• _Set problem_
Copy the data word for word, from its first line up to and including the line that contains "chart-panel-500-chains: Integration Steps".

— START OF Data rows —

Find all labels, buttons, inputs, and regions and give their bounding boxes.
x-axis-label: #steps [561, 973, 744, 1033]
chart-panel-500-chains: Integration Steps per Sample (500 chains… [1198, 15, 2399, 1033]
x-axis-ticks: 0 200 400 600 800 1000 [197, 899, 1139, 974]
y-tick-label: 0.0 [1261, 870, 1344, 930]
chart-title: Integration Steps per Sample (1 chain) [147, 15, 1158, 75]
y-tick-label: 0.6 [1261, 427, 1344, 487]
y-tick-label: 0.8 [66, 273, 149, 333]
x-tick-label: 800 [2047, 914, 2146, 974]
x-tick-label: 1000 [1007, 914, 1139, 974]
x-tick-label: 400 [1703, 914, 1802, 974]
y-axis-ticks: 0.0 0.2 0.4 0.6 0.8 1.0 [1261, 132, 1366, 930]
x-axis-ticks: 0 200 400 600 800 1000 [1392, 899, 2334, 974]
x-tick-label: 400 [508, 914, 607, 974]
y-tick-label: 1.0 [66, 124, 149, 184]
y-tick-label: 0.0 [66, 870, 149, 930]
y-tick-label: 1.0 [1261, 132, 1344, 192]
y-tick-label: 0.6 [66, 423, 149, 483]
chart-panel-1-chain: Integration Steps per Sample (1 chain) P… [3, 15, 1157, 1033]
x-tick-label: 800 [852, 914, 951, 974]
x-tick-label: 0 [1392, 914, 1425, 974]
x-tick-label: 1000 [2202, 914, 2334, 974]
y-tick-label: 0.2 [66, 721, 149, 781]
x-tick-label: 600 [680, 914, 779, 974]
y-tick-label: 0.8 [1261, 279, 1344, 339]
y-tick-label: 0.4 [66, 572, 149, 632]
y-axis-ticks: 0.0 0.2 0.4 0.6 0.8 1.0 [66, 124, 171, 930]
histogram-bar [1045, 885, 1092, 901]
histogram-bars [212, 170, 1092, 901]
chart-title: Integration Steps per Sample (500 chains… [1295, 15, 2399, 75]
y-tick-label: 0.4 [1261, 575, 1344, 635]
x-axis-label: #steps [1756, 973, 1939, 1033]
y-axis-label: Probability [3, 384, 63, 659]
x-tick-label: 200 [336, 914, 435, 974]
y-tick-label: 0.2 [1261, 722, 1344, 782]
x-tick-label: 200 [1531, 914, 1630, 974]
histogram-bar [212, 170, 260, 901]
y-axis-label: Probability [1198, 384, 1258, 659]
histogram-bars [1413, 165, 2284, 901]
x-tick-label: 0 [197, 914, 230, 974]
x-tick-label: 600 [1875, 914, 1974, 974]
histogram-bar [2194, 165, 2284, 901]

— END OF Data rows —

• _Reply_
Find all labels, buttons, inputs, and regions and give their bounding boxes.
x-axis-label: #steps [561, 973, 744, 1033]
chart-panel-500-chains: Integration Steps per Sample (500 chains… [1198, 15, 2399, 1033]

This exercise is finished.